#### The request
Copy all the data exactly, except the pictures.

Collection entries:
'''
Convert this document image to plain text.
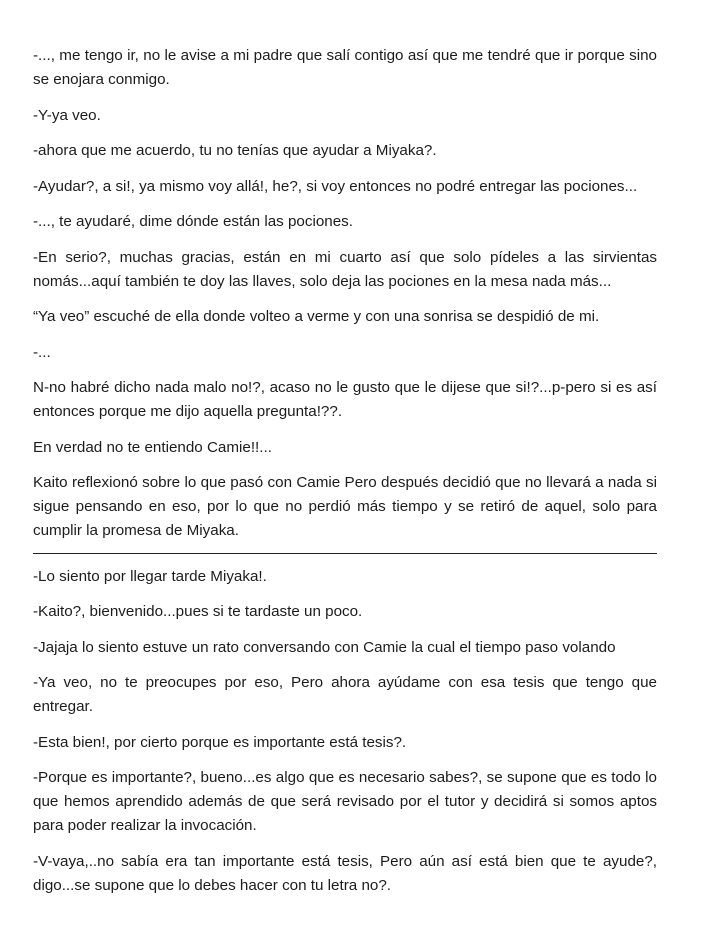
-..., me tengo ir, no le avise a mi padre que salí contigo así que me tendré que ir porque sino se enojara conmigo.

-Y-ya veo.

-ahora que me acuerdo, tu no tenías que ayudar a Miyaka?.

-Ayudar?, a si!, ya mismo voy allá!, he?, si voy entonces no podré entregar las pociones...

-..., te ayudaré, dime dónde están las pociones.

-En serio?, muchas gracias, están en mi cuarto así que solo pídeles a las sirvientas nomás...aquí también te doy las llaves, solo deja las pociones en la mesa nada más...

“Ya veo” escuché de ella donde volteo a verme y con una sonrisa se despidió de mi.

-...

N-no habré dicho nada malo no!?, acaso no le gusto que le dijese que si!?...p-pero si es así entonces porque me dijo aquella pregunta!??.

En verdad no te entiendo Camie!!...

Kaito reflexionó sobre lo que pasó con Camie Pero después decidió que no llevará a nada si sigue pensando en eso, por lo que no perdió más tiempo y se retiró de aquel, solo para cumplir la promesa de Miyaka.

-Lo siento por llegar tarde Miyaka!.

-Kaito?, bienvenido...pues si te tardaste un poco.

-Jajaja lo siento estuve un rato conversando con Camie la cual el tiempo paso volando

-Ya veo, no te preocupes por eso, Pero ahora ayúdame con esa tesis que tengo que entregar.

-Esta bien!, por cierto porque es importante está tesis?.

-Porque es importante?, bueno...es algo que es necesario sabes?, se supone que es todo lo que hemos aprendido además de que será revisado por el tutor y decidirá si somos aptos para poder realizar la invocación.

-V-vaya,..no sabía era tan importante está tesis, Pero aún así está bien que te ayude?, digo...se supone que lo debes hacer con tu letra no?.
'''
#### Completed task
Convert this document image to plain text.
-..., me tengo ir, no le avise a mi padre que salí contigo así que me tendré que ir porque sino se enojara conmigo.

-Y-ya veo.

-ahora que me acuerdo, tu no tenías que ayudar a Miyaka?.

-Ayudar?, a si!, ya mismo voy allá!, he?, si voy entonces no podré entregar las pociones...

-..., te ayudaré, dime dónde están las pociones.

-En serio?, muchas gracias, están en mi cuarto así que solo pídeles a las sirvientas nomás...aquí también te doy las llaves, solo deja las pociones en la mesa nada más...

“Ya veo” escuché de ella donde volteo a verme y con una sonrisa se despidió de mi.

-...

N-no habré dicho nada malo no!?, acaso no le gusto que le dijese que si!?...p-pero si es así entonces porque me dijo aquella pregunta!??.

En verdad no te entiendo Camie!!...

Kaito reflexionó sobre lo que pasó con Camie Pero después decidió que no llevará a nada si sigue pensando en eso, por lo que no perdió más tiempo y se retiró de aquel, solo para cumplir la promesa de Miyaka.

-Lo siento por llegar tarde Miyaka!.

-Kaito?, bienvenido...pues si te tardaste un poco.

-Jajaja lo siento estuve un rato conversando con Camie la cual el tiempo paso volando

-Ya veo, no te preocupes por eso, Pero ahora ayúdame con esa tesis que tengo que entregar.

-Esta bien!, por cierto porque es importante está tesis?.

-Porque es importante?, bueno...es algo que es necesario sabes?, se supone que es todo lo que hemos aprendido además de que será revisado por el tutor y decidirá si somos aptos para poder realizar la invocación.

-V-vaya,..no sabía era tan importante está tesis, Pero aún así está bien que te ayude?, digo...se supone que lo debes hacer con tu letra no?.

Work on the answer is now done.